_Problems and tasks_:
A. In the homebrewing thread, could you copy the passage starting at "Very interesting post, @bu_gee." and ending at "in buying Saniclean!"?
B. Which usernames does the homebrewing thread address with an @ sign?

[[ Extract, beginning ]]

The problem in your country might not be the water, but the tap itself. It certainly is full of nasties that you do not want to multiply in your beer and your water passes through it.
@Birrofilo I'm just trying to understand where you're coming from. Are you claiming that once the bottle is sanitized, the microbes in all tap water will not adhere to the surface of the bottle? Or, is it your claim that the small amount of microbes that do adhere to the bottle are not enough to cause any sort of infection in the finished beer?
From what I remember of looking at the MSDS for Star San, its primary and active ingredient is phosphoric acid. This is an additive in Coke (whether you consider Coke to be a poison is beyond the scope here) and falls in the generally recognized as safe category in the US and is assigned E338 in the EU.
Very interesting post, @bu_gee.
I have a problem with this "20-30%" indication. 20 or 30? But then, I could buy 30% phosphoric acid without more recklessness than I had in buying Saniclean!
Maybe we can ask Martin Brungard to insert "Star San" as acidifyng agent in Bru'n water
Well, then, if your sanitizing agent is Saniclean, you can actually not rinse it in proper dilutions, without worries. That's "beer".
This is just about the only thing we've agreed on all day!Overthinking the process can be counterproductive.
@Qhrumphf
Yes bleach has to be rinsed with hot water (cold water is not enough) and that is typically hot water from a tap.
I see now that you also call "vinator" that rinsing contraction. That shows how ancient is the practice of rinsing bottles with wine before bottling (wine is generally more alcoholic and therefore more resistent to infections in any case).
I know that some people use it to coat with a sulphite-wine mixture, but considering that sulphites are not sanitizers, they are not reeally sanitizing the bottles and that reinforces the idea that sanitizing is "overrated".
True. In my opinion, without any data to back it up, I think it was more a way to help preserve the natural wood cork than it was to sanitize the bottle.
That being said, wine is particularly susceptible to a specific group of microbes that turn the alcohol into vinegar. In my reading about production techniques, I recall reading that the sulfites are particularly good at stopping either the microbes themselves or interrupting the process chemically.
Maybe it is both.
I should note that wine isn't something I've ever made so the process would be better described by somebody who actually know more about it.
That being said, wine is particularly susceptible to a specific group of microbes that turn the alcohol into vinegar. In my reading about production techniques, I recall reading that the sulfites are particularly good at stopping either the microbes themselves or interrupting the process chemically.
It's not the phosphoric acid in Star-San that's the active ingredient. It's dodecylbenzenesulfonic acid. IIRC the phos keeps the pH low enough for the active ingredient to be an effective anionic sanitizer. I can't speak for Saniclean.
Charlie Talley, inventor of Star San and president of the company (I think retired now), stated that cleaning theoretically eliminates the need for sanitizing. Sanitizing is insurance. Obviously, he advocates sanitizing. But cleaning generally involves rinsing with tap water. This seems to imply that lack of sanitizing is ok most of the time, and probably rinsing with chlorinated tap water is ok most of the time. Each brewer makes the decision for his/her circumstances.
I apologize if it sounded like I'm anti-sanitizing. Personally, I wouldn't brew without it. The key is "most of the time". I use Star San and don't rinse it, and would recommend that to anyone who asked. I like the "insurance" aspect. But Charlie Talley's statement has always stuck with me. Cleaning and sanitizing is all about improving your chances of a good outcome - not guarantying it.Sure, if you had high power, high heat water jets that were regularly cleaned and demineralized being used to clean brand new bottles then there would be no real need for chemical sanitizers. Most of us don't have that option at home and most of us are reusing bottles and equipment.

[[ Extract, end ]]
[[ Data to examine, beginning ]]

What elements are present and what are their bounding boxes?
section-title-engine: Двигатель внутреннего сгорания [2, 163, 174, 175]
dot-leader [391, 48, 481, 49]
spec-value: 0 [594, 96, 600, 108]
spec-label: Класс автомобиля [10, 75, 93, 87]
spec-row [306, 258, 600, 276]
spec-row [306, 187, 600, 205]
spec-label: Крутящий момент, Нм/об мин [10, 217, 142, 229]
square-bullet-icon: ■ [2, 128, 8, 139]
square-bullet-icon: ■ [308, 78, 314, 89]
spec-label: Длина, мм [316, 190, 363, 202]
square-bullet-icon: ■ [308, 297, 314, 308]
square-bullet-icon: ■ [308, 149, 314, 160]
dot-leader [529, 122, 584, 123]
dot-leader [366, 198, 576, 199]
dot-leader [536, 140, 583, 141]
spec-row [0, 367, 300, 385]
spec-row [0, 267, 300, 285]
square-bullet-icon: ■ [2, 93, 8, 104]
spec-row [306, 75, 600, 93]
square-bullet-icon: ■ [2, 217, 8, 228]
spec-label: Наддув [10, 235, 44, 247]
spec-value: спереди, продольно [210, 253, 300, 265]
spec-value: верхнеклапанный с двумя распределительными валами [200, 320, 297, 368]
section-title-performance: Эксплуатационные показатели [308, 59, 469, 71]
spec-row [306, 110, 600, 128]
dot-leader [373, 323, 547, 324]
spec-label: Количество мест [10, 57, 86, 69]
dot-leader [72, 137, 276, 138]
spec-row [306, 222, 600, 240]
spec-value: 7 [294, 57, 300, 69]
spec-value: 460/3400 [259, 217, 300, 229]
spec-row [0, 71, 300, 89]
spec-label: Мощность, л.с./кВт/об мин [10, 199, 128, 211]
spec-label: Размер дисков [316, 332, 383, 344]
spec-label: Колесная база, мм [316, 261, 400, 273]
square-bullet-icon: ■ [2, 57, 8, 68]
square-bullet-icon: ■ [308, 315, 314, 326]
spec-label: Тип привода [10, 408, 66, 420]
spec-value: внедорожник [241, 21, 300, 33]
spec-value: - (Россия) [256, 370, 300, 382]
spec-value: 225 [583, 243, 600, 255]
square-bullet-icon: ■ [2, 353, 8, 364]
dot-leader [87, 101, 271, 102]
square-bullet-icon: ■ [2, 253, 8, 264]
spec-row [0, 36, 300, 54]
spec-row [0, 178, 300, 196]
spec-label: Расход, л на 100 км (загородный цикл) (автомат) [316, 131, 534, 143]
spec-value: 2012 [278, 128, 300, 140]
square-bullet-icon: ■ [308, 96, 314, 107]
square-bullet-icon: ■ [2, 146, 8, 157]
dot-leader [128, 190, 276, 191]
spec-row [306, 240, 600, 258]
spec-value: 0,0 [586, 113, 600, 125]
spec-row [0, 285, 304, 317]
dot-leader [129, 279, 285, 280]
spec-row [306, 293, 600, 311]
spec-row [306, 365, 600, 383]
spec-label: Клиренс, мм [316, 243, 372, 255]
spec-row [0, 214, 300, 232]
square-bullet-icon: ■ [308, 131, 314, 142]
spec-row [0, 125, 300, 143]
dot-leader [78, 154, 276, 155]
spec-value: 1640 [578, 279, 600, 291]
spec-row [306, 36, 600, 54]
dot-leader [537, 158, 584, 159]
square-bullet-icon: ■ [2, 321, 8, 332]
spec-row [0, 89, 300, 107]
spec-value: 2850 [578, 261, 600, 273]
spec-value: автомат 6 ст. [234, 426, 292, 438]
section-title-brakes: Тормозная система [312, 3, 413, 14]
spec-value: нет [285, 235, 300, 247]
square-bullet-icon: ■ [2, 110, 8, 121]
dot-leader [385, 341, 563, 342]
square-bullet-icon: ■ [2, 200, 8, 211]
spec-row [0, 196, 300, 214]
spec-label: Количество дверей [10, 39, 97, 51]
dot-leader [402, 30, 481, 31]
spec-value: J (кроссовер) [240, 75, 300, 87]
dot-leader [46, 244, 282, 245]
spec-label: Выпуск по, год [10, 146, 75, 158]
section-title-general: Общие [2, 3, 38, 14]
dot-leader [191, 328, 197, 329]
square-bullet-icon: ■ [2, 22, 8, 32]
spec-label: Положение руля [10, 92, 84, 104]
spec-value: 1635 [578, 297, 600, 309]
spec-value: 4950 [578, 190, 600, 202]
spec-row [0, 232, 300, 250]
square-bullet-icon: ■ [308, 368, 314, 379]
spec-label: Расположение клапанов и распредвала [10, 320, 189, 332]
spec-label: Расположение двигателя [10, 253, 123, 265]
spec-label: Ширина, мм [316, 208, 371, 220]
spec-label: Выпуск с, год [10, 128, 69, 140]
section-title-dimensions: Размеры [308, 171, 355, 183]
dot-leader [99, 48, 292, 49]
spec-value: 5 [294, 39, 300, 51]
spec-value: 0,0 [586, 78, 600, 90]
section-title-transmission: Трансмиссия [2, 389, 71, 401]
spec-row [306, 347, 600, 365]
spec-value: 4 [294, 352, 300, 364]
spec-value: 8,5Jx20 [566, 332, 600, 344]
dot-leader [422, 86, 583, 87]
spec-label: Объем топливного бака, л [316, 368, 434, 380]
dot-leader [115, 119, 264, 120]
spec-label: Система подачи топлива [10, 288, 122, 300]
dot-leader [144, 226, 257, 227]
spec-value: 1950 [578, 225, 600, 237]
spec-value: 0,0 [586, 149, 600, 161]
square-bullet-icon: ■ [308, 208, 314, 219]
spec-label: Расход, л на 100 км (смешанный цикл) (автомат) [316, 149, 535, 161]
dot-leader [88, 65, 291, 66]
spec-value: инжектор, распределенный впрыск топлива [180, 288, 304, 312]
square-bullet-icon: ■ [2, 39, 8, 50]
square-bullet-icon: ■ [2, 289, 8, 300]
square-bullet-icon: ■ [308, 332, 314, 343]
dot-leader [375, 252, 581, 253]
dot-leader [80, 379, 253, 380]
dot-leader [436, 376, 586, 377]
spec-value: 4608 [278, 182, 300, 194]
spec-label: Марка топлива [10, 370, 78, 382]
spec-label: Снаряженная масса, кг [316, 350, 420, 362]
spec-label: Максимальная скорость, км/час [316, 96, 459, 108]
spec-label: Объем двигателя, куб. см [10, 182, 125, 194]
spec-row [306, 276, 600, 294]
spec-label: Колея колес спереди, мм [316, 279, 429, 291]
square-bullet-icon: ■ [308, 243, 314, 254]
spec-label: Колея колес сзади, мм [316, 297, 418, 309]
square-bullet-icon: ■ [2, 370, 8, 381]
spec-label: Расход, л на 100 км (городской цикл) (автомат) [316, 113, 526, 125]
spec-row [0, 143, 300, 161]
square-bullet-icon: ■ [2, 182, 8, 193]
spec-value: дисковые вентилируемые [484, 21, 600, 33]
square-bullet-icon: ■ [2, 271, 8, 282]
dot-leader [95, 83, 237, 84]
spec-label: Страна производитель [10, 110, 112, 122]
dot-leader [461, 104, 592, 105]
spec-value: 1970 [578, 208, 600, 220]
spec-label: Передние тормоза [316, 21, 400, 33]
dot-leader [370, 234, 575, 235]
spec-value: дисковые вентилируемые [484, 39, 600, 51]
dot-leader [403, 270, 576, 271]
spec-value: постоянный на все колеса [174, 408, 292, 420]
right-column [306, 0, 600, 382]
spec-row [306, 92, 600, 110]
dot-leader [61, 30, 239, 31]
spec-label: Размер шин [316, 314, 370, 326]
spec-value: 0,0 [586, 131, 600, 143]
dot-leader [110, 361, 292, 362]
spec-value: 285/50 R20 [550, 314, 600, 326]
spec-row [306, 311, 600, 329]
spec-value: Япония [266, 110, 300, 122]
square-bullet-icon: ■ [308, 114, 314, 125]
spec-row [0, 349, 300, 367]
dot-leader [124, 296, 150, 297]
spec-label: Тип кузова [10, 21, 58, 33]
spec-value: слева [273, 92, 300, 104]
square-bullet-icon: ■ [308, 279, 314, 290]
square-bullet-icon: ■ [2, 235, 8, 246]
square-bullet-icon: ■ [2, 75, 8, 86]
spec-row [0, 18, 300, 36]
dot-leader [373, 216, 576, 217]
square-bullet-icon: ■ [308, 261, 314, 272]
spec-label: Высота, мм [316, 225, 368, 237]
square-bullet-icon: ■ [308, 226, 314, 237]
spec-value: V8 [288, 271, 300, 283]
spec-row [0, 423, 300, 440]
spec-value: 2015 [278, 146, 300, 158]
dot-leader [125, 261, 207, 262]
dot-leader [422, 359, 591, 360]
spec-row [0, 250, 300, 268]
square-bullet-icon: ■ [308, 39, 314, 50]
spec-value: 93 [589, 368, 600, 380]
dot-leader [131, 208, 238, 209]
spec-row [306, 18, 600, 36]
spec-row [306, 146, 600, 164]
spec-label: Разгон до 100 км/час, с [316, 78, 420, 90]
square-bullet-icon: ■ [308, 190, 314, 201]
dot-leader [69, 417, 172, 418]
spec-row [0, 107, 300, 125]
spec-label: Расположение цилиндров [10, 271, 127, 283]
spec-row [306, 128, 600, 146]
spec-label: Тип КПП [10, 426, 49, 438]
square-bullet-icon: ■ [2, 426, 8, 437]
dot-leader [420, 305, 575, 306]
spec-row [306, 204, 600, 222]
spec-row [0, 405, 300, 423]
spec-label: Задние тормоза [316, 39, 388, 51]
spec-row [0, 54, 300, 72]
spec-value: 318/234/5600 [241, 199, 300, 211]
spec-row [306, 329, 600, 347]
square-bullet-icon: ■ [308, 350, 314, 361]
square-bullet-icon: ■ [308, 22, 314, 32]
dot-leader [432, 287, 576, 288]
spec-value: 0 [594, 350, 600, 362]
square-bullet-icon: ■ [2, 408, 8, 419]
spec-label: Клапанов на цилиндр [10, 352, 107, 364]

[[ Data to examine, end ]]

_Results of the tasks_:
A.
Very interesting post, @bu_gee.
I have a problem with this "20-30%" indication. 20 or 30? But then, I could buy 30% phosphoric acid without more recklessness than I had in buying Saniclean!

B.
@Birrofilo
@bu_gee
@Qhrumphf